• _What the exercise asks_
All entries must be repeated exactly; do not include the pictures.

• _Records provided_
%%
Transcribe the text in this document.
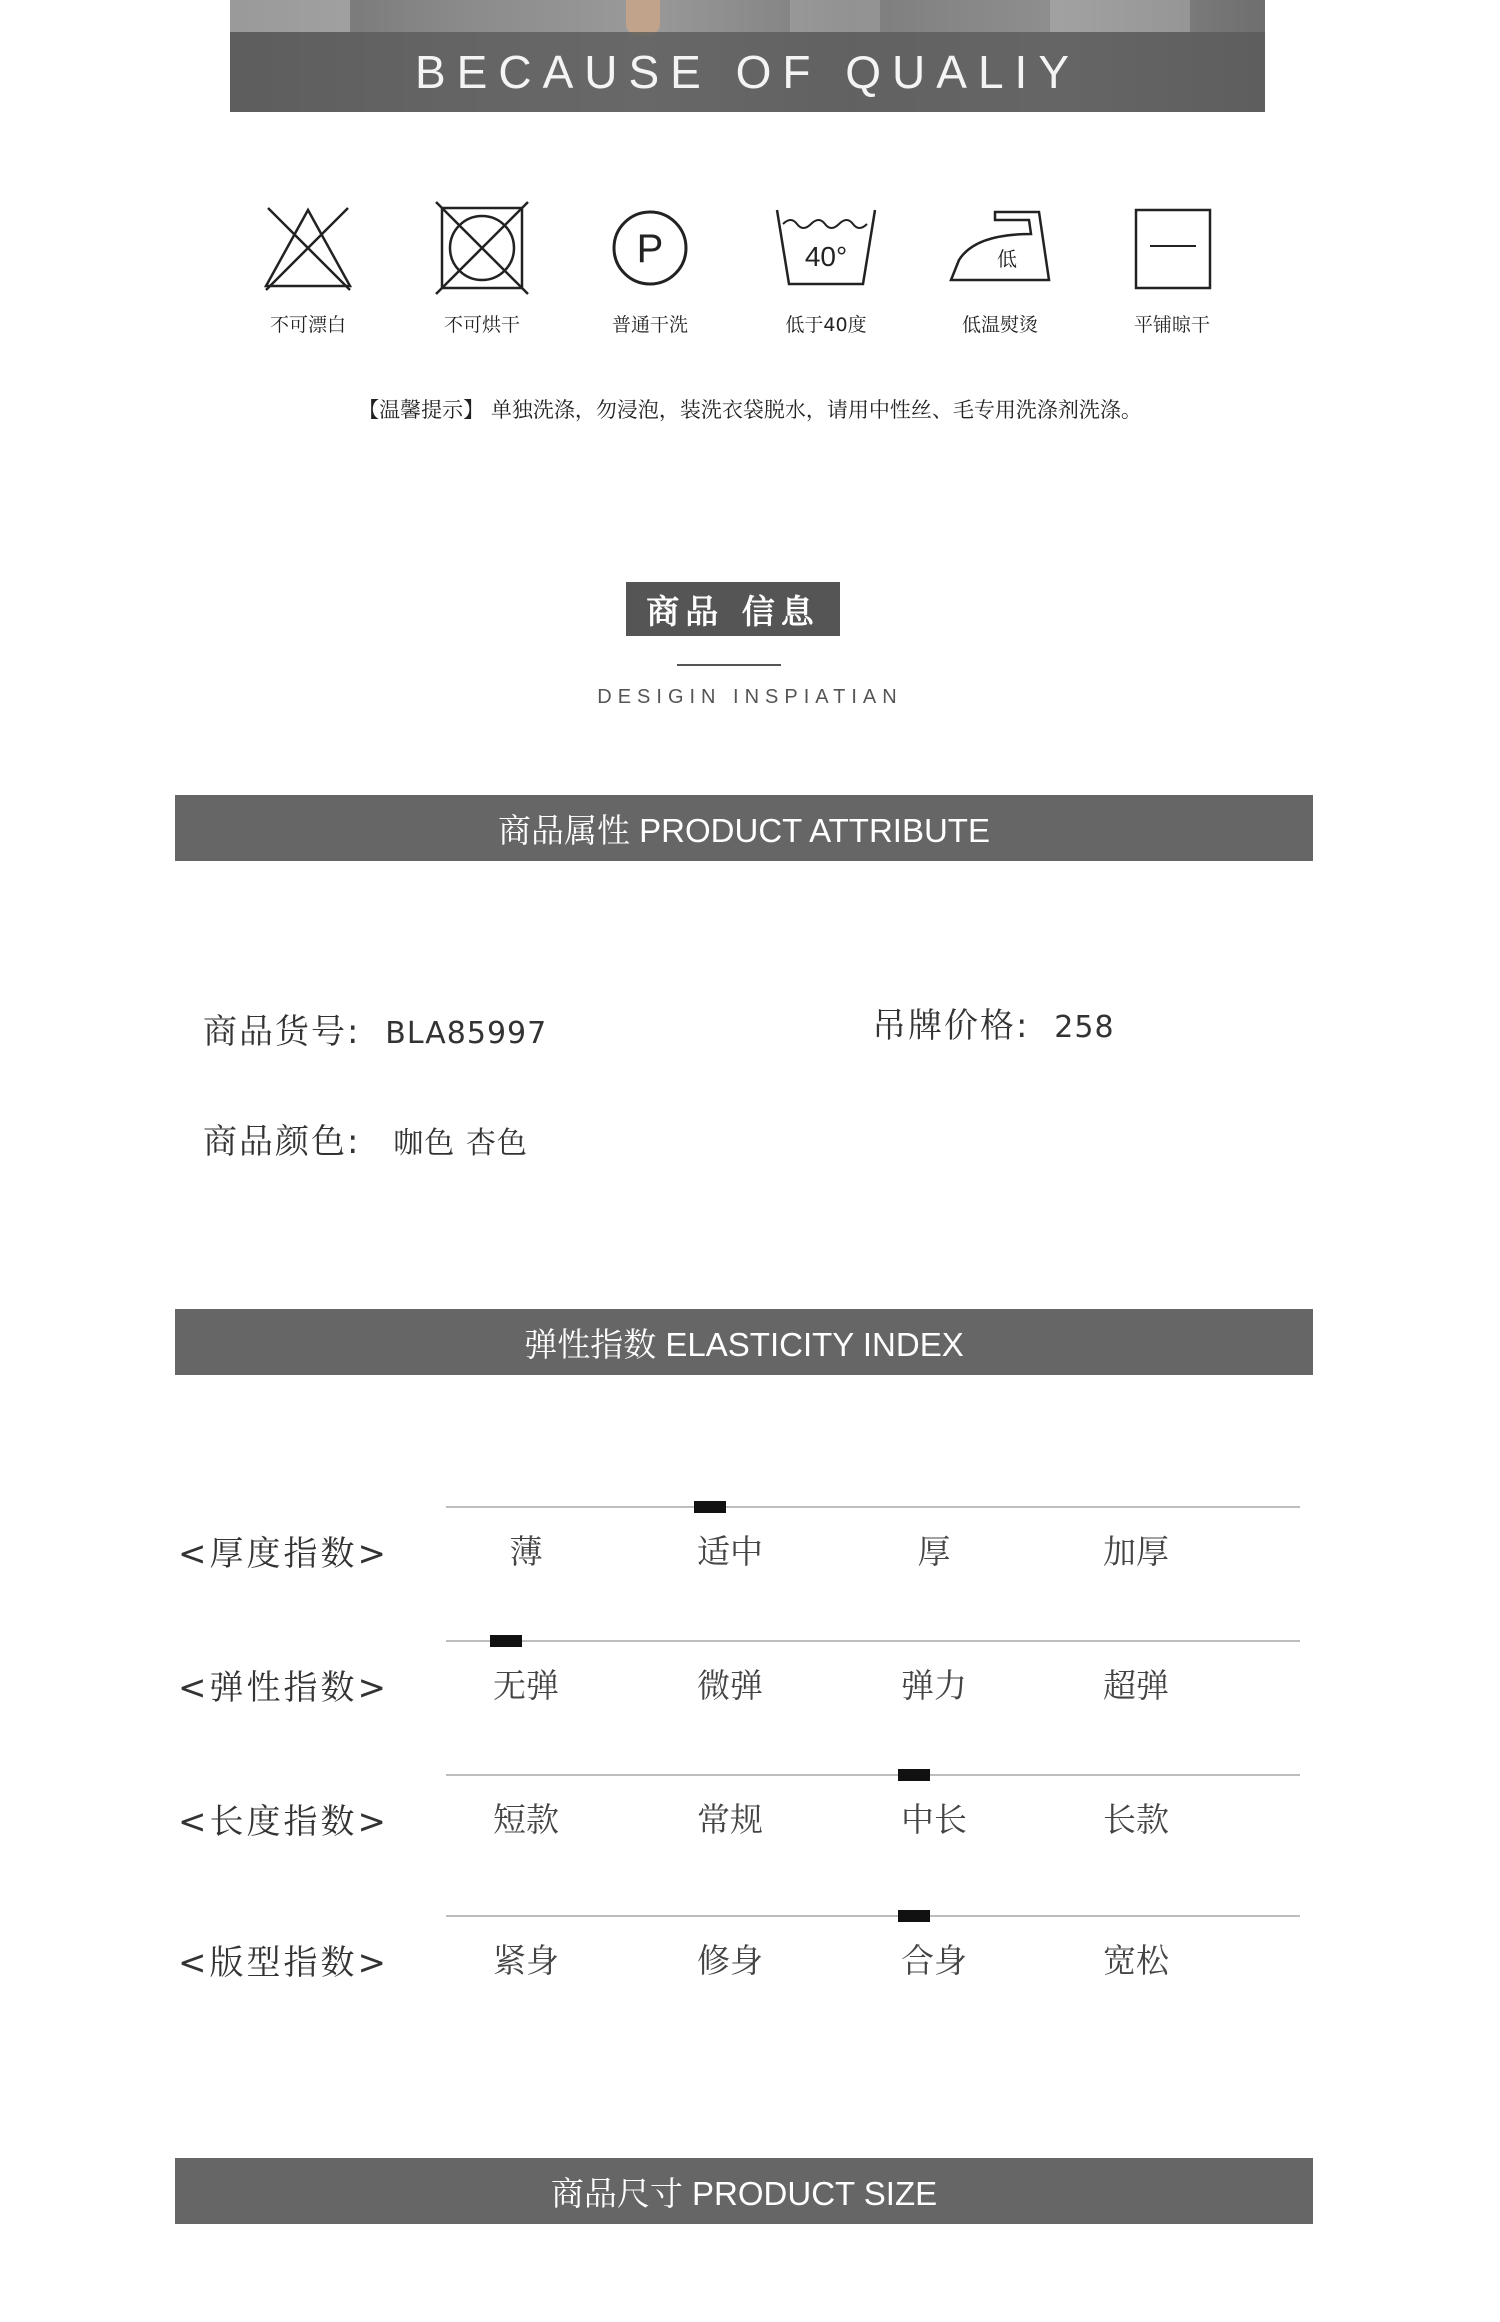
BECAUSE OF QUALIY
不可漂白	不可烘干
P
普通干洗
40°
低于40度
低
低温熨烫	平铺晾干
【温馨提示】 单独洗涤，勿浸泡，装洗衣袋脱水，请用中性丝、毛专用洗涤剂洗涤。
商品 信息
DESIGIN INSPIATIAN
商品属性 PRODUCT ATTRIBUTE
商品货号: BLA85997	吊牌价格: 258
商品颜色: 咖色 杏色
弹性指数 ELASTICITY INDEX
<厚度指数>	薄	适中	厚	加厚
<弹性指数>	无弹	微弹	弹力	超弹
<长度指数>	短款	常规	中长	长款
<版型指数>	紧身	修身	合身	宽松
商品尺寸 PRODUCT SIZE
%%
• _Result_
Transcribe the text in this document.
BECAUSE OF QUALIY
不可漂白	不可烘干
P
普通干洗
40°
低于40度
低
低温熨烫	平铺晾干
【温馨提示】 单独洗涤，勿浸泡，装洗衣袋脱水，请用中性丝、毛专用洗涤剂洗涤。
商品 信息
DESIGIN INSPIATIAN
商品属性 PRODUCT ATTRIBUTE
商品货号: BLA85997	吊牌价格: 258
商品颜色: 咖色 杏色
弹性指数 ELASTICITY INDEX
<厚度指数>	薄	适中	厚	加厚
<弹性指数>	无弹	微弹	弹力	超弹
<长度指数>	短款	常规	中长	长款
<版型指数>	紧身	修身	合身	宽松
商品尺寸 PRODUCT SIZE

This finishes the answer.